YOUR OBJECTIVE: Can you quote the records below in full, word for word?

ENTRIES SHOWN:

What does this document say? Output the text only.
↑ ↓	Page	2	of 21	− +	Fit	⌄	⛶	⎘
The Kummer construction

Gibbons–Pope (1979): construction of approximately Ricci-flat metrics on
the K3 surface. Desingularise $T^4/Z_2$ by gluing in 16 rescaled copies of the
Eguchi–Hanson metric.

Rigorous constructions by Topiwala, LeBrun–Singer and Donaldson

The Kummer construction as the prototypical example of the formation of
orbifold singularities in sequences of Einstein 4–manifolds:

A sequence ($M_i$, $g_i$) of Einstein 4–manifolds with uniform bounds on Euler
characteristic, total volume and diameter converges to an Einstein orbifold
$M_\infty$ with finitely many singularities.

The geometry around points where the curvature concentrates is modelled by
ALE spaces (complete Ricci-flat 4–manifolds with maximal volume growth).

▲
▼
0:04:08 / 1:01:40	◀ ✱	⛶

OUTPUT BELOW:
What does this document say? Output the text only.
↑ ↓	Page	2	of 21	− +	Fit	⌄	⛶	⎘
The Kummer construction

Gibbons–Pope (1979): construction of approximately Ricci-flat metrics on
the K3 surface. Desingularise $T^4/Z_2$ by gluing in 16 rescaled copies of the
Eguchi–Hanson metric.

Rigorous constructions by Topiwala, LeBrun–Singer and Donaldson

The Kummer construction as the prototypical example of the formation of
orbifold singularities in sequences of Einstein 4–manifolds:

A sequence ($M_i$, $g_i$) of Einstein 4–manifolds with uniform bounds on Euler
characteristic, total volume and diameter converges to an Einstein orbifold
$M_\infty$ with finitely many singularities.

The geometry around points where the curvature concentrates is modelled by
ALE spaces (complete Ricci-flat 4–manifolds with maximal volume growth).

▲
▼
0:04:08 / 1:01:40	◀ ✱	⛶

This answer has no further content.